### Prompt
Search the material for the string "Дядьковская", then return every line where it is found.
* START Material shown *
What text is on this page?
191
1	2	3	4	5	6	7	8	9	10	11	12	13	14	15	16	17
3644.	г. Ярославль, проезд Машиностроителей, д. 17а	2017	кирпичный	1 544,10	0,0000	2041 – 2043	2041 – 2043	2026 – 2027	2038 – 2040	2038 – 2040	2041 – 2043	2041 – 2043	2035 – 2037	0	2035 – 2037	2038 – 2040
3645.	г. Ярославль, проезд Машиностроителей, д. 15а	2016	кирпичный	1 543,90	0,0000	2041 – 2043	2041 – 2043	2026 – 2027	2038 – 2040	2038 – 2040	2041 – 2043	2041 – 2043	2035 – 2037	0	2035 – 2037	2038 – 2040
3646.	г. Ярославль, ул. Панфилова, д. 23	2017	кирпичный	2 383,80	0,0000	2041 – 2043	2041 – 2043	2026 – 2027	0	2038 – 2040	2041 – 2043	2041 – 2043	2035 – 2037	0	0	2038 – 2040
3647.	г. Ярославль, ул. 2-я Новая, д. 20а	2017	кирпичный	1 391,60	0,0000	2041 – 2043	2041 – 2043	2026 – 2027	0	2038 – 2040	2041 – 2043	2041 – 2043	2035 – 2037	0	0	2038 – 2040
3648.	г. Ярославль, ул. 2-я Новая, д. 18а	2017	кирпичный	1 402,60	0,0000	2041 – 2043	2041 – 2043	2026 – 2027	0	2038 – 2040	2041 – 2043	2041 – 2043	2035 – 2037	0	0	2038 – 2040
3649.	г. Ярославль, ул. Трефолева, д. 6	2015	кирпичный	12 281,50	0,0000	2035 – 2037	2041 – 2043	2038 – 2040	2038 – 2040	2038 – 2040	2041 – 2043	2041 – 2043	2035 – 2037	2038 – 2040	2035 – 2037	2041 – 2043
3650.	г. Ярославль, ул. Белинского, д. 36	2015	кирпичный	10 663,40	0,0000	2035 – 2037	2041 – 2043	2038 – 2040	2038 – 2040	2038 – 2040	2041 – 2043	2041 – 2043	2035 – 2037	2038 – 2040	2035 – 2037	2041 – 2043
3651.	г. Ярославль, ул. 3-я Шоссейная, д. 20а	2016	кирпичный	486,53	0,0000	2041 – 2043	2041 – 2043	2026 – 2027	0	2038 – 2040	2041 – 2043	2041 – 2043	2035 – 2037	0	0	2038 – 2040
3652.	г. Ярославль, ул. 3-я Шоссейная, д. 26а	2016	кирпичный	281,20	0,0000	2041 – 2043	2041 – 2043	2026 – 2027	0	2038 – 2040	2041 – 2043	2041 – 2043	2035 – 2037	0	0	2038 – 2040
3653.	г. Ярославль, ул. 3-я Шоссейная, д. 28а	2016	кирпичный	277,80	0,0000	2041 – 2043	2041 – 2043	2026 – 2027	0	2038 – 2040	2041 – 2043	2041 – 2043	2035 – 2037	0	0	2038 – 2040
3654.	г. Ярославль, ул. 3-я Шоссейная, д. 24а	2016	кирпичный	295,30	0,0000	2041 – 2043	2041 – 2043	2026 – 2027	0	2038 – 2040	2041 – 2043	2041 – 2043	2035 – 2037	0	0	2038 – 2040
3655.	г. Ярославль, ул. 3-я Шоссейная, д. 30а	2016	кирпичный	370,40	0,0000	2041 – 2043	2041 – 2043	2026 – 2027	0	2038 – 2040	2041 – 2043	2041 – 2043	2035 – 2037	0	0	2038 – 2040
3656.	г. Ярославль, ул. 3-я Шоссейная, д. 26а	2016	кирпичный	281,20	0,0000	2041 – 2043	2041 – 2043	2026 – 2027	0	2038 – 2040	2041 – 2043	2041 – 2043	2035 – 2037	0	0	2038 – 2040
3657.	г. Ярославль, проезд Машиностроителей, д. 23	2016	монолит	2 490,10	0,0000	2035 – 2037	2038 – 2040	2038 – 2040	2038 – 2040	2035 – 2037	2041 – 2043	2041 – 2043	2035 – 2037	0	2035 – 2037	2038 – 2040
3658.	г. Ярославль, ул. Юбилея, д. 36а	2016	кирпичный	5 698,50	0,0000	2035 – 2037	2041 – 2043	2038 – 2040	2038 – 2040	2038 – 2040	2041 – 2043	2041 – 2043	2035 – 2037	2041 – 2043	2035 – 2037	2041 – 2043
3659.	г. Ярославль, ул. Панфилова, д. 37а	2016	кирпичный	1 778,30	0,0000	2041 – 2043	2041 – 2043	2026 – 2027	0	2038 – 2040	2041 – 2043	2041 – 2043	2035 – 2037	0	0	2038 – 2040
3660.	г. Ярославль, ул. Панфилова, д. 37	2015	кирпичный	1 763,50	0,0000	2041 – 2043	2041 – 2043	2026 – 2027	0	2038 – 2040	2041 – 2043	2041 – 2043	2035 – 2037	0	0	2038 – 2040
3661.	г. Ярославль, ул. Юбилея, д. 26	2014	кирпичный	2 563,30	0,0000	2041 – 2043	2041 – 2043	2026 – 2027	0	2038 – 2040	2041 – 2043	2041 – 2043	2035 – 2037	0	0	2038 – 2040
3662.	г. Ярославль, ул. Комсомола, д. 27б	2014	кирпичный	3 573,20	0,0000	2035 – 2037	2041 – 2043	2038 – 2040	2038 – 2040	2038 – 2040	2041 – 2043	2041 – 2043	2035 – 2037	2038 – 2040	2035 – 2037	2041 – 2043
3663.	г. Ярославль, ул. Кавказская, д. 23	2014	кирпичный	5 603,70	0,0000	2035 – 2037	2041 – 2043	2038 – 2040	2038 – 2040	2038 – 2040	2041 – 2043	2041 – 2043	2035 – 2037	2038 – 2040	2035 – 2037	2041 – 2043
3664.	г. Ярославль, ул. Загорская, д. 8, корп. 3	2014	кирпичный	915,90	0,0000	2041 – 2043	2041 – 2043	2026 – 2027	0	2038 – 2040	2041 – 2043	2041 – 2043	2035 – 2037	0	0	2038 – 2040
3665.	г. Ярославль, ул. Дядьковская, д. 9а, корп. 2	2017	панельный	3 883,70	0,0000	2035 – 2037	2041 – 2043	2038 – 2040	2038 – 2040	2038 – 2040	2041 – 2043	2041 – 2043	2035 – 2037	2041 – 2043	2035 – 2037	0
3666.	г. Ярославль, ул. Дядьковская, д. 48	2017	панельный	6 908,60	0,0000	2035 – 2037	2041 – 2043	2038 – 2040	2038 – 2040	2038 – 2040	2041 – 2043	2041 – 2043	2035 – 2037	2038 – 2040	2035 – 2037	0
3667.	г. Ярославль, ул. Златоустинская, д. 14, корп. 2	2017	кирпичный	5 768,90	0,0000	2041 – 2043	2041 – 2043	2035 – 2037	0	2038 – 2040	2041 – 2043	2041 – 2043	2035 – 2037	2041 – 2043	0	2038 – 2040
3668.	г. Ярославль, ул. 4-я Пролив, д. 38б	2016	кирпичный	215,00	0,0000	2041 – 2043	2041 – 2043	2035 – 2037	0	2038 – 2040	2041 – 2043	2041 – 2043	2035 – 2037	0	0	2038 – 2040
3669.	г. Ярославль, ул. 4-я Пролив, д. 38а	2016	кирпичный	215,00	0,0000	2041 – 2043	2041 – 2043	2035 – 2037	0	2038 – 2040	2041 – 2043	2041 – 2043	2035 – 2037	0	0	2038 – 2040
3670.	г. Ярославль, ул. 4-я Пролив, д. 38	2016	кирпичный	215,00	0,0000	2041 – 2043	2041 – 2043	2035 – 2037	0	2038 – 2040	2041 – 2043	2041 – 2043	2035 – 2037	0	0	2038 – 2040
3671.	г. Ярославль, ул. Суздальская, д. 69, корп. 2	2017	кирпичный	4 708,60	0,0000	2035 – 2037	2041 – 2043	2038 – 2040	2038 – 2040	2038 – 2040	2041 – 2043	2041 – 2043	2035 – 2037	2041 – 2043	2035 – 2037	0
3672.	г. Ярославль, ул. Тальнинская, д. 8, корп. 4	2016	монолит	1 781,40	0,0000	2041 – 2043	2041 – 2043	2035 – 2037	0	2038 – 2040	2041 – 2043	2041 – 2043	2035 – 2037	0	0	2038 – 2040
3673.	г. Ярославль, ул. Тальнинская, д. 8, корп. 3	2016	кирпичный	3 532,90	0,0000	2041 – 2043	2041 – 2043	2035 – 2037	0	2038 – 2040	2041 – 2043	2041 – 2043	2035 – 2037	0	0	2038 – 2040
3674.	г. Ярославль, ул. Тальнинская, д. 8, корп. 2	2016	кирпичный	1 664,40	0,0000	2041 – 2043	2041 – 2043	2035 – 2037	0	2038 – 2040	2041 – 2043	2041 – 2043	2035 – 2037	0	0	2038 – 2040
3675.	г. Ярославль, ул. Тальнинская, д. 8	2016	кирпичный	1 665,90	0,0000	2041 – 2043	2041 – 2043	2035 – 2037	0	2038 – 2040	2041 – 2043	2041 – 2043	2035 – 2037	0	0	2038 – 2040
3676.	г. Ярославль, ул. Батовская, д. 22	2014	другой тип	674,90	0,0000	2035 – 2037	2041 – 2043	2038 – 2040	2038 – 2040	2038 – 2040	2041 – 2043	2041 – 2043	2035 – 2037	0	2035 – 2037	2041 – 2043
* END Material shown *
### Output for this exercise
3665.	г. Ярославль, ул. Дядьковская, д. 9а, корп. 2	2017	панельный	3 883,70	0,0000	2035 – 2037	2041 – 2043	2038 – 2040	2038 – 2040	2038 – 2040	2041 – 2043	2041 – 2043	2035 – 2037	2041 – 2043	2035 – 2037	0
3666.	г. Ярославль, ул. Дядьковская, д. 48	2017	панельный	6 908,60	0,0000	2035 – 2037	2041 – 2043	2038 – 2040	2038 – 2040	2038 – 2040	2041 – 2043	2041 – 2043	2035 – 2037	2038 – 2040	2035 – 2037	0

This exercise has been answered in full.